(Records contained in a dataset)
---------------

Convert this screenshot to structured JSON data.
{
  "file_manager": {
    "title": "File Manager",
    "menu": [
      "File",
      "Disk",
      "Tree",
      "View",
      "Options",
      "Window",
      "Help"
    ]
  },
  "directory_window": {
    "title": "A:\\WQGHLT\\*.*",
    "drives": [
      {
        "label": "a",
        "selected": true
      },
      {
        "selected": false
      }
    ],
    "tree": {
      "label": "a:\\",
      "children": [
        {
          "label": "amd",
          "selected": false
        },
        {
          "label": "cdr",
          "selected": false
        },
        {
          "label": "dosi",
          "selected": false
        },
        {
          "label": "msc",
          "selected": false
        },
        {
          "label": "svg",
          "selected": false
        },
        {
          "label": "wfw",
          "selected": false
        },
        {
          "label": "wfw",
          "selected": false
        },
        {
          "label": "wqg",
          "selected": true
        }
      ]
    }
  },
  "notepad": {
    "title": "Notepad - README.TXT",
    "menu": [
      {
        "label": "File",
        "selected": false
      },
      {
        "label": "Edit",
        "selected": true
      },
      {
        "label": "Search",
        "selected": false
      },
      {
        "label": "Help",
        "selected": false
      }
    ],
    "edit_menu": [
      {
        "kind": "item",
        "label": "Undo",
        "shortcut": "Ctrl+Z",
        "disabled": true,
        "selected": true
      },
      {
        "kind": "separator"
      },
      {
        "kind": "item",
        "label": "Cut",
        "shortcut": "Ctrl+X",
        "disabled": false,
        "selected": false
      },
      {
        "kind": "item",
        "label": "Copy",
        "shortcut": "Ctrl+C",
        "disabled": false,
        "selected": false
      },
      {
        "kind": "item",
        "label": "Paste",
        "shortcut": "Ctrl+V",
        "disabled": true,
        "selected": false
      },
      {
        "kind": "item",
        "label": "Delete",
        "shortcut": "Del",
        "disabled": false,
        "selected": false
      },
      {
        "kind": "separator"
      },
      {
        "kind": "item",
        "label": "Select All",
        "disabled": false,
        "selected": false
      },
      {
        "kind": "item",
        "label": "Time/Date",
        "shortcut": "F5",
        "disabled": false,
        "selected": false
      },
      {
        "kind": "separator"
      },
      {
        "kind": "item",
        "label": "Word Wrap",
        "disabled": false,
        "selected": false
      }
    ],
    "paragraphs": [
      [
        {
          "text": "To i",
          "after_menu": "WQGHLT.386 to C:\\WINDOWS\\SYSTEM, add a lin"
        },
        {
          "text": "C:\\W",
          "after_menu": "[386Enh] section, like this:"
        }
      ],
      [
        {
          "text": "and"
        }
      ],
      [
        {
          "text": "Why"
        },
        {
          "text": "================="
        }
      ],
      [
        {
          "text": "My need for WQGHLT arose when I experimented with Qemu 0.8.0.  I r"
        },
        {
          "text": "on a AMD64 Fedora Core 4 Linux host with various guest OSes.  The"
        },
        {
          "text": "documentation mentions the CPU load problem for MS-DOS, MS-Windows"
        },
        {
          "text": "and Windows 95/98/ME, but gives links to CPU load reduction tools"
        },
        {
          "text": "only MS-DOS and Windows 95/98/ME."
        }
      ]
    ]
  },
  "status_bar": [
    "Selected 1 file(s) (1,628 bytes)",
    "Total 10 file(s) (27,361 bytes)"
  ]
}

---------------

Output an exact copy of each record.

Convert this screenshot to structured JSON data.
{
  "file_manager": {
    "title": "File Manager",
    "menu": [
      "File",
      "Disk",
      "Tree",
      "View",
      "Options",
      "Window",
      "Help"
    ]
  },
  "directory_window": {
    "title": "A:\\WQGHLT\\*.*",
    "drives": [
      {
        "label": "a",
        "selected": true
      },
      {
        "selected": false
      }
    ],
    "tree": {
      "label": "a:\\",
      "children": [
        {
          "label": "amd",
          "selected": false
        },
        {
          "label": "cdr",
          "selected": false
        },
        {
          "label": "dosi",
          "selected": false
        },
        {
          "label": "msc",
          "selected": false
        },
        {
          "label": "svg",
          "selected": false
        },
        {
          "label": "wfw",
          "selected": false
        },
        {
          "label": "wfw",
          "selected": false
        },
        {
          "label": "wqg",
          "selected": true
        }
      ]
    }
  },
  "notepad": {
    "title": "Notepad - README.TXT",
    "menu": [
      {
        "label": "File",
        "selected": false
      },
      {
        "label": "Edit",
        "selected": true
      },
      {
        "label": "Search",
        "selected": false
      },
      {
        "label": "Help",
        "selected": false
      }
    ],
    "edit_menu": [
      {
        "kind": "item",
        "label": "Undo",
        "shortcut": "Ctrl+Z",
        "disabled": true,
        "selected": true
      },
      {
        "kind": "separator"
      },
      {
        "kind": "item",
        "label": "Cut",
        "shortcut": "Ctrl+X",
        "disabled": false,
        "selected": false
      },
      {
        "kind": "item",
        "label": "Copy",
        "shortcut": "Ctrl+C",
        "disabled": false,
        "selected": false
      },
      {
        "kind": "item",
        "label": "Paste",
        "shortcut": "Ctrl+V",
        "disabled": true,
        "selected": false
      },
      {
        "kind": "item",
        "label": "Delete",
        "shortcut": "Del",
        "disabled": false,
        "selected": false
      },
      {
        "kind": "separator"
      },
      {
        "kind": "item",
        "label": "Select All",
        "disabled": false,
        "selected": false
      },
      {
        "kind": "item",
        "label": "Time/Date",
        "shortcut": "F5",
        "disabled": false,
        "selected": false
      },
      {
        "kind": "separator"
      },
      {
        "kind": "item",
        "label": "Word Wrap",
        "disabled": false,
        "selected": false
      }
    ],
    "paragraphs": [
      [
        {
          "text": "To i",
          "after_menu": "WQGHLT.386 to C:\\WINDOWS\\SYSTEM, add a lin"
        },
        {
          "text": "C:\\W",
          "after_menu": "[386Enh] section, like this:"
        }
      ],
      [
        {
          "text": "and"
        }
      ],
      [
        {
          "text": "Why"
        },
        {
          "text": "================="
        }
      ],
      [
        {
          "text": "My need for WQGHLT arose when I experimented with Qemu 0.8.0.  I r"
        },
        {
          "text": "on a AMD64 Fedora Core 4 Linux host with various guest OSes.  The"
        },
        {
          "text": "documentation mentions the CPU load problem for MS-DOS, MS-Windows"
        },
        {
          "text": "and Windows 95/98/ME, but gives links to CPU load reduction tools"
        },
        {
          "text": "only MS-DOS and Windows 95/98/ME."
        }
      ]
    ]
  },
  "status_bar": [
    "Selected 1 file(s) (1,628 bytes)",
    "Total 10 file(s) (27,361 bytes)"
  ]
}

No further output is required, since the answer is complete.